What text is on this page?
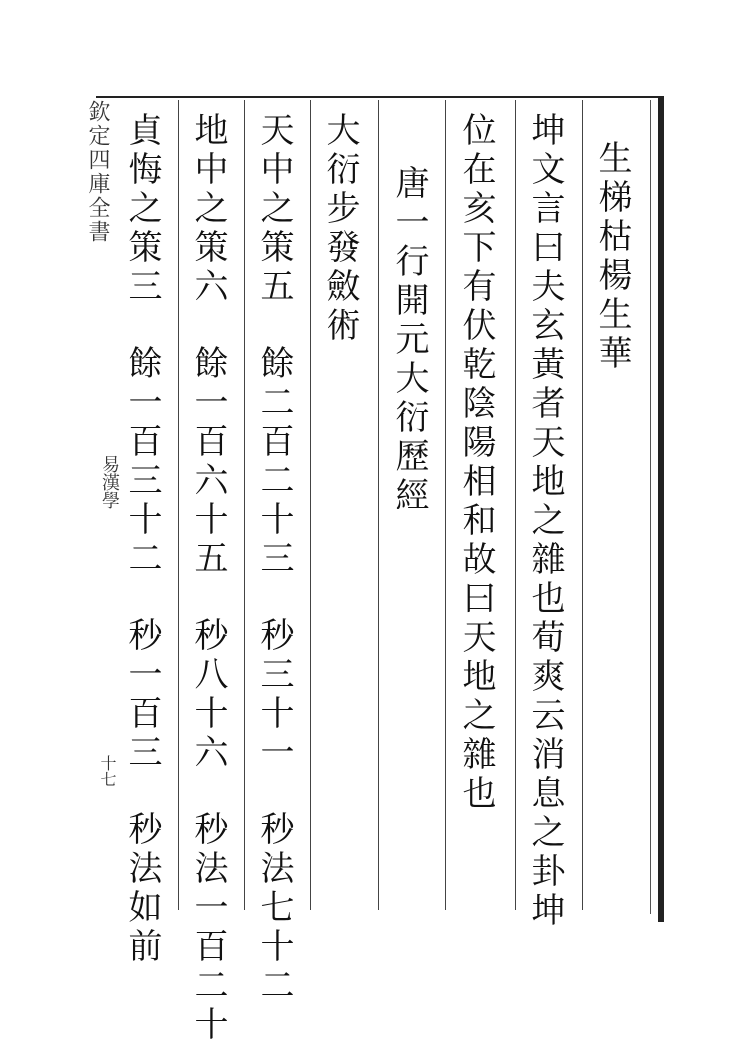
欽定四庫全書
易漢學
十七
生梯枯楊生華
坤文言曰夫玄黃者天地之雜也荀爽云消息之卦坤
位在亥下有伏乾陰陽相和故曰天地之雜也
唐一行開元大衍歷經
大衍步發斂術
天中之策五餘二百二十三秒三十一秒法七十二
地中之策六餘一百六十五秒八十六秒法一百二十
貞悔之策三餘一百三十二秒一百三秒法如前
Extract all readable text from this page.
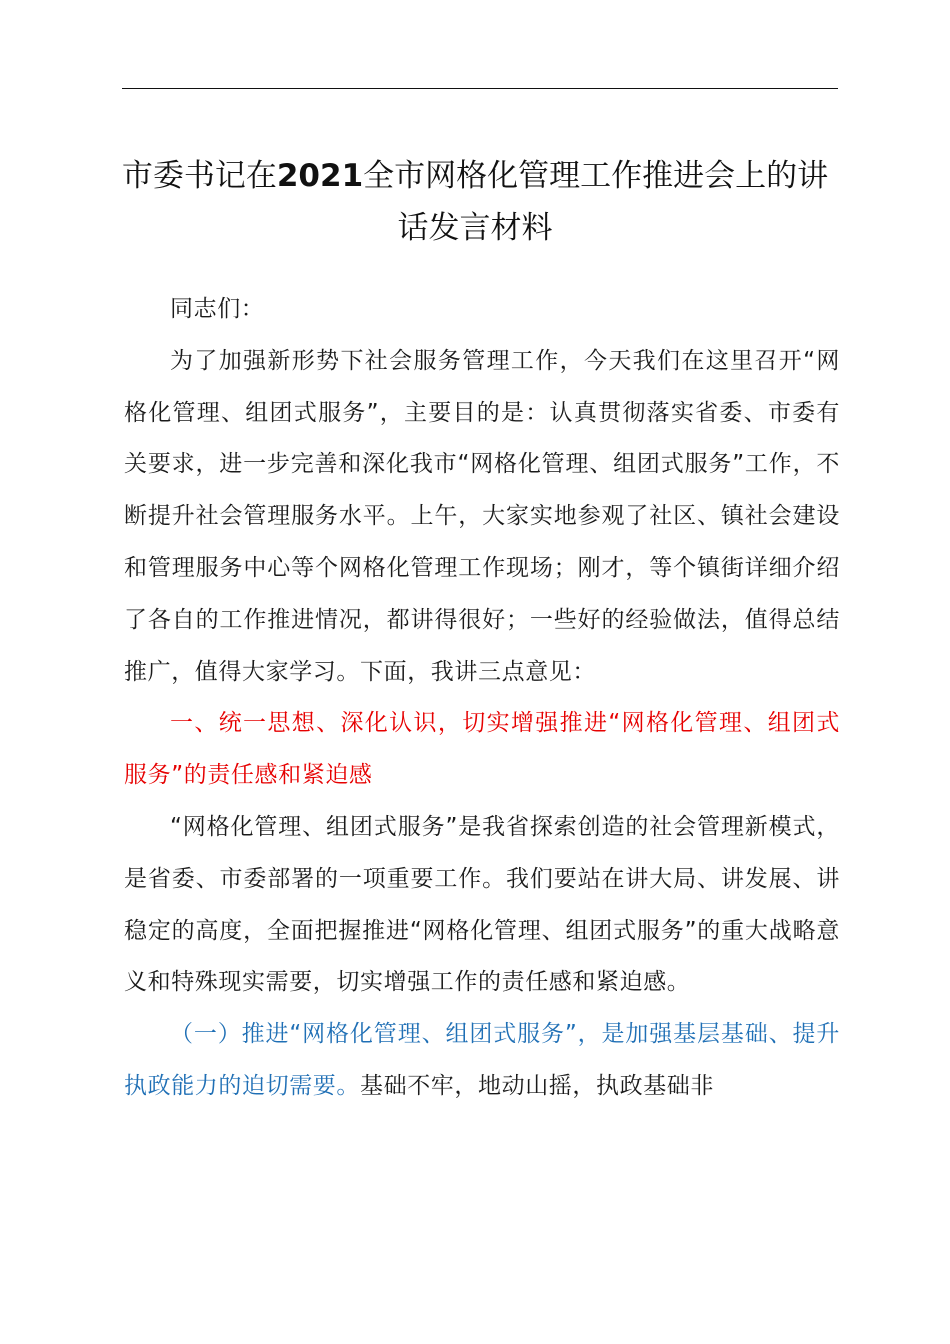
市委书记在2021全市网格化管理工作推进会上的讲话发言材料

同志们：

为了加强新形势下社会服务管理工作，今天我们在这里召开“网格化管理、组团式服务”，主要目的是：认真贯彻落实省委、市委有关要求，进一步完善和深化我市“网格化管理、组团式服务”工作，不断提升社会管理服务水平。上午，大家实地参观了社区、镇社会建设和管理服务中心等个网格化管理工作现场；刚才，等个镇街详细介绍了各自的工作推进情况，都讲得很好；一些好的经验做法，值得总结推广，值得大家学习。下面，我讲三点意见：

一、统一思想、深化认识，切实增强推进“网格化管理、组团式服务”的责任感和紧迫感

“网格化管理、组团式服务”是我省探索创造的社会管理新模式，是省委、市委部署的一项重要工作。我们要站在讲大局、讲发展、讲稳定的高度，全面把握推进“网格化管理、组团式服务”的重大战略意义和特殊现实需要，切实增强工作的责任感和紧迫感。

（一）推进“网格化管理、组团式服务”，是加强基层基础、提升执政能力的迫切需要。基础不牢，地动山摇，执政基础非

+ + + +

§ **Given problem**
Report the number of lines in the listing that include the string "page"; give nothing but the number.

§ **The completed task**
2